+++ SOURCE RECORDS +++

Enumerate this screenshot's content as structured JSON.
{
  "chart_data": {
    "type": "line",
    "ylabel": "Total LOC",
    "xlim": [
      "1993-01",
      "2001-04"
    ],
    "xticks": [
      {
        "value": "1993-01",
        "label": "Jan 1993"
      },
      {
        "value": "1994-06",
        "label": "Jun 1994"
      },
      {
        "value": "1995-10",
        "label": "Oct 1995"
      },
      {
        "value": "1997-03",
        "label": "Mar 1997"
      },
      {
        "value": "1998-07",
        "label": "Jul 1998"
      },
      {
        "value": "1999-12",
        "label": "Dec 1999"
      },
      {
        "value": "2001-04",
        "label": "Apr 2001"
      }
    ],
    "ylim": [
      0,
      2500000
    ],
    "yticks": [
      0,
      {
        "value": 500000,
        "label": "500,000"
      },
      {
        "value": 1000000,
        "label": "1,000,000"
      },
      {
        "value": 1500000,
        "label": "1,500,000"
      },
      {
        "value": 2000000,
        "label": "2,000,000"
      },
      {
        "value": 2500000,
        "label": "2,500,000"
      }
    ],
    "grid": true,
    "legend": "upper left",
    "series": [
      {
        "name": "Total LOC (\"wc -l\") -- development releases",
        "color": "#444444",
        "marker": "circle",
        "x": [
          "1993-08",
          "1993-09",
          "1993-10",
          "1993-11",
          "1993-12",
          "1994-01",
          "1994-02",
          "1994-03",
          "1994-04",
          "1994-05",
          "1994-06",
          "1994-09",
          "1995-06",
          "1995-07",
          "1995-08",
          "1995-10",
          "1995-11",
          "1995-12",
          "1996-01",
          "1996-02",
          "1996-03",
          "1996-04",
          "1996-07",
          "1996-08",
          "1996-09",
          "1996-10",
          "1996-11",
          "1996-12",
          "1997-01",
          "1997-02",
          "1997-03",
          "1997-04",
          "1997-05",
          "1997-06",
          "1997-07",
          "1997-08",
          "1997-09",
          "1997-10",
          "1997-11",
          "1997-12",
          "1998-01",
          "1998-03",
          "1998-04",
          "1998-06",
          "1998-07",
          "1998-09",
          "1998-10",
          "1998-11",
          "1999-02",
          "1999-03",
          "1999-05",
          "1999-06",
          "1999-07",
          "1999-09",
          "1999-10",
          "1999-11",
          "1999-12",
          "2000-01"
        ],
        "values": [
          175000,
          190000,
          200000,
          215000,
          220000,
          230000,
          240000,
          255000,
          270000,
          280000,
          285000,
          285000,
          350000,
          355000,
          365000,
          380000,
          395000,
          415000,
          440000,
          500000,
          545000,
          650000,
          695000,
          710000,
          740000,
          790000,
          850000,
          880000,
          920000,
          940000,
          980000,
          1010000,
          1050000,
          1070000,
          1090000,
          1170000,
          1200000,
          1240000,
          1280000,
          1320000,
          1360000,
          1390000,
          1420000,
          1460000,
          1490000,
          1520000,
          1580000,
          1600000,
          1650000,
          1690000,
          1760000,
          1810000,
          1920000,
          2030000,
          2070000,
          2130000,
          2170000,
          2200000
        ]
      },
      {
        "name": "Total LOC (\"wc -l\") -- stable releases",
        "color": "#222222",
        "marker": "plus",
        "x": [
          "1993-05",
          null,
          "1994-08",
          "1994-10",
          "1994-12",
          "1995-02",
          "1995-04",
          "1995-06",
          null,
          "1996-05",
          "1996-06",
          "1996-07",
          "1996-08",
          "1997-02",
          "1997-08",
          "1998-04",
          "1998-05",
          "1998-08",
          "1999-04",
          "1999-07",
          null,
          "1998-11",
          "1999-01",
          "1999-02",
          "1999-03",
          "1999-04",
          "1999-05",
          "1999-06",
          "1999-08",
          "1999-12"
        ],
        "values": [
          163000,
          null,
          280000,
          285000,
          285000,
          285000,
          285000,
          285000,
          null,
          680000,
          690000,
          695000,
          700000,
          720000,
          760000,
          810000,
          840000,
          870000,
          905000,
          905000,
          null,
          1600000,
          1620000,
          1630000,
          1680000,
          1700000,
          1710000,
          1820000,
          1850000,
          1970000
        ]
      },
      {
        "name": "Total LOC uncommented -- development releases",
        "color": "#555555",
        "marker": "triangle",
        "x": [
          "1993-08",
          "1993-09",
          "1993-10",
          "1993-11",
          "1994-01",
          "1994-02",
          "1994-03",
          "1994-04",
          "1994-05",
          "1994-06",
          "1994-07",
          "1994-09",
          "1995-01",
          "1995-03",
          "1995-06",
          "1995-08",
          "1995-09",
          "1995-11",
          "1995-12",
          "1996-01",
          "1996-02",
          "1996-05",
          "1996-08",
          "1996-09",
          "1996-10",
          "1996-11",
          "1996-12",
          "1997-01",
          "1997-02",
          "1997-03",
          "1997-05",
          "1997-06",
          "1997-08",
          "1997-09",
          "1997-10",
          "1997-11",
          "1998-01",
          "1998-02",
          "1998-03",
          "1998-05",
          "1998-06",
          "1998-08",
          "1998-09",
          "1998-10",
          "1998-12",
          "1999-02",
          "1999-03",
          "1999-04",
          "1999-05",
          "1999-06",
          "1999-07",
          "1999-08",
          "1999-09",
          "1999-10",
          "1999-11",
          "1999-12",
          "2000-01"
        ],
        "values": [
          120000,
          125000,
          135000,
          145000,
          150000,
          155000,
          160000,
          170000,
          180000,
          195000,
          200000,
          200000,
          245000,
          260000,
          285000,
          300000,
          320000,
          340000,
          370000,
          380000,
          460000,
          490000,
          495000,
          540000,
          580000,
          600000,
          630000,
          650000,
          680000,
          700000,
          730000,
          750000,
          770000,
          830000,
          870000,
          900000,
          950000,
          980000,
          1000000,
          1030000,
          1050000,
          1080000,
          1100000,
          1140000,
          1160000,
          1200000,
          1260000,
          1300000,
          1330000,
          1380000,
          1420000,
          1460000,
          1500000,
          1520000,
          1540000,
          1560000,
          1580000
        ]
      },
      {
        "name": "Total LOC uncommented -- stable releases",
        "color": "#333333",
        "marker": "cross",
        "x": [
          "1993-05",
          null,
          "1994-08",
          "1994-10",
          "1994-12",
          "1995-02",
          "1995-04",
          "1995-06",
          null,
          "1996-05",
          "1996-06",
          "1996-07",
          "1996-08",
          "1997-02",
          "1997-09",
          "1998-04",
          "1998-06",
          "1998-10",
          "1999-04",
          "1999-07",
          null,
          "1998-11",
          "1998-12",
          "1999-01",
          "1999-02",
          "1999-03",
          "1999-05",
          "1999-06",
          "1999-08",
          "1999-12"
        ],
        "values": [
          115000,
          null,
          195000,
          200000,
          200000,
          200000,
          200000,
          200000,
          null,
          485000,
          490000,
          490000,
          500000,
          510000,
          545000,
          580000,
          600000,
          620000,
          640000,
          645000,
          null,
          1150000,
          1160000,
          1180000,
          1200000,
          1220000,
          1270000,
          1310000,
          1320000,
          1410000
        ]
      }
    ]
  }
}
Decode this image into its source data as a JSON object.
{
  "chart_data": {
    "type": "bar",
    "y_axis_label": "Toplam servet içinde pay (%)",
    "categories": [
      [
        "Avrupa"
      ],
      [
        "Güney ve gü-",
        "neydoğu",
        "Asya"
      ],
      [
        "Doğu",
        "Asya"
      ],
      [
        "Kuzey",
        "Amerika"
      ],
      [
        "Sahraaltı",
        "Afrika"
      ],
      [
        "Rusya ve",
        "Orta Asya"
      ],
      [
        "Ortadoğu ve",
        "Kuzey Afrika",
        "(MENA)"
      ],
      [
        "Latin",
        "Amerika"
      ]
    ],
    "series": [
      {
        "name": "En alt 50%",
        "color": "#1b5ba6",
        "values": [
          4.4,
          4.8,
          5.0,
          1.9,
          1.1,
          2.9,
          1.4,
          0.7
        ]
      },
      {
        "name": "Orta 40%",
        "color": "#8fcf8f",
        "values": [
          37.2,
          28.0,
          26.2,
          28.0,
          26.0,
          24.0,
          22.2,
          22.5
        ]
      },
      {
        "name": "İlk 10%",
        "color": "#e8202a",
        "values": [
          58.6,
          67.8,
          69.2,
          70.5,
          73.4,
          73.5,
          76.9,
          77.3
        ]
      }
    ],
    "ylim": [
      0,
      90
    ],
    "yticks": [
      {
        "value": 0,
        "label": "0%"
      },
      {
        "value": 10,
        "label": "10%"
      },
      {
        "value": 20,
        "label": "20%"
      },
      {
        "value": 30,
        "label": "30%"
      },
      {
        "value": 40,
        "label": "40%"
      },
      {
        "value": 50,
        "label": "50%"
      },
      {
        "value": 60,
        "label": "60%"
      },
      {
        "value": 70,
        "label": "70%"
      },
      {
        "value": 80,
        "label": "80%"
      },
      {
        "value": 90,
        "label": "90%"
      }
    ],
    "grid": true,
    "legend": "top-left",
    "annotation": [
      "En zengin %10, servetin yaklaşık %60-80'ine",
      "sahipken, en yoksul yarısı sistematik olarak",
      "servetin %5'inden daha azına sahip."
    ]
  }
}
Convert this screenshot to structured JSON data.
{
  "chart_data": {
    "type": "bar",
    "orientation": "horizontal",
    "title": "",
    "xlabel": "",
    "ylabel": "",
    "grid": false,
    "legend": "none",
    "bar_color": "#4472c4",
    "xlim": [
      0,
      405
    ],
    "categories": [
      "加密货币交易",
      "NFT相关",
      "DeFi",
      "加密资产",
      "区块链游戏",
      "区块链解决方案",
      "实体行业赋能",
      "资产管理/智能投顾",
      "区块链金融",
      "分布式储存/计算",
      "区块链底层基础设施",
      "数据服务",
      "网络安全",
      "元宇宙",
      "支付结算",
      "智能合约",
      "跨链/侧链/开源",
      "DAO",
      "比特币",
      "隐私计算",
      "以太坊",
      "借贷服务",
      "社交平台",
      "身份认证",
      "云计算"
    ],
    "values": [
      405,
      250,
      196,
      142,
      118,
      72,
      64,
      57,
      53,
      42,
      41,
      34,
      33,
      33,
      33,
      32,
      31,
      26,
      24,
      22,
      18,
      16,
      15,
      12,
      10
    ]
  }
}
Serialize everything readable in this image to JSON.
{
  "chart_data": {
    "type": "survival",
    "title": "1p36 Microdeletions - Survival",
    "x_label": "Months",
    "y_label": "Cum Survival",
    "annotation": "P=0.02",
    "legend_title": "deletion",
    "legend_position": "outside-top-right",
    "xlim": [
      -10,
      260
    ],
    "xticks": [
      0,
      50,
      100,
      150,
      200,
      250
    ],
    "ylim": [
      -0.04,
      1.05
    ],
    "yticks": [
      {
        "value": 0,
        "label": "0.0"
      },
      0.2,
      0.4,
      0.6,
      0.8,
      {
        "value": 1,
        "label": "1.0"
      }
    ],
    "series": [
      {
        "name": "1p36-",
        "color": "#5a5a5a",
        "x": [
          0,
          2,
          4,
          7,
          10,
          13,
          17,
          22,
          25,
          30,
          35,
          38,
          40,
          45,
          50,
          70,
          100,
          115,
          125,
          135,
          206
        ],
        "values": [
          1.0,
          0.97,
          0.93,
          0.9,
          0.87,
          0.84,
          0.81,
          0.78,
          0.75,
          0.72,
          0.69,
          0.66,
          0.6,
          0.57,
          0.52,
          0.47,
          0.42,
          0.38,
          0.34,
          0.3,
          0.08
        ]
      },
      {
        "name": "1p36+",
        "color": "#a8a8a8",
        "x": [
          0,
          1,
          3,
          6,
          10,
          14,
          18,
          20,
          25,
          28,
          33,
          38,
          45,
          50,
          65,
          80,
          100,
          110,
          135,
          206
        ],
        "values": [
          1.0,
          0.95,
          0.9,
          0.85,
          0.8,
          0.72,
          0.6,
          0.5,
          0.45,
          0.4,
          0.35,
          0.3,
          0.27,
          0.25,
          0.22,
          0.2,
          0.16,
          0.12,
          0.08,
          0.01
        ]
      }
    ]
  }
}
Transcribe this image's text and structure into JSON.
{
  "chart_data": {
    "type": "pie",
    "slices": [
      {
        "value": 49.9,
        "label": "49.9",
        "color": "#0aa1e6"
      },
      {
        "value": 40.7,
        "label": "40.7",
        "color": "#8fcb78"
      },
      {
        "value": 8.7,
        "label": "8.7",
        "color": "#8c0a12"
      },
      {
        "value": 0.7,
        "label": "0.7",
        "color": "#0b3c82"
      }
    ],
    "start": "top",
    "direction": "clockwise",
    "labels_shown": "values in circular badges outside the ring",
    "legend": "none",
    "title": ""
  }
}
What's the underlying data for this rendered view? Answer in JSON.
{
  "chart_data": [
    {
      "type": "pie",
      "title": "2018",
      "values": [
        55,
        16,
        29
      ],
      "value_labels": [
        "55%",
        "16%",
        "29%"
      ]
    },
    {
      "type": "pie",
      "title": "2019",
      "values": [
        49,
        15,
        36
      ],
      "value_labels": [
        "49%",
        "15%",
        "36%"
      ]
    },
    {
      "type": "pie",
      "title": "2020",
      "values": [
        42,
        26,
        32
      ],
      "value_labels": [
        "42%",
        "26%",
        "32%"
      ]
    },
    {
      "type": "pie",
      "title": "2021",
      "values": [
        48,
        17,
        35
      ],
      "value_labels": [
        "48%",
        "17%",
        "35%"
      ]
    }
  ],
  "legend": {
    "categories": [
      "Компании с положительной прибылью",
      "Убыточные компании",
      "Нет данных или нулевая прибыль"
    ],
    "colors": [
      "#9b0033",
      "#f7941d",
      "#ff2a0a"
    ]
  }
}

+++

WHAT YOU HAVE TO DO - Collect the lines of the records that include the string "into".

TASK RESULT -
Decode this image into its source data as a JSON object.
Transcribe this image's text and structure into JSON.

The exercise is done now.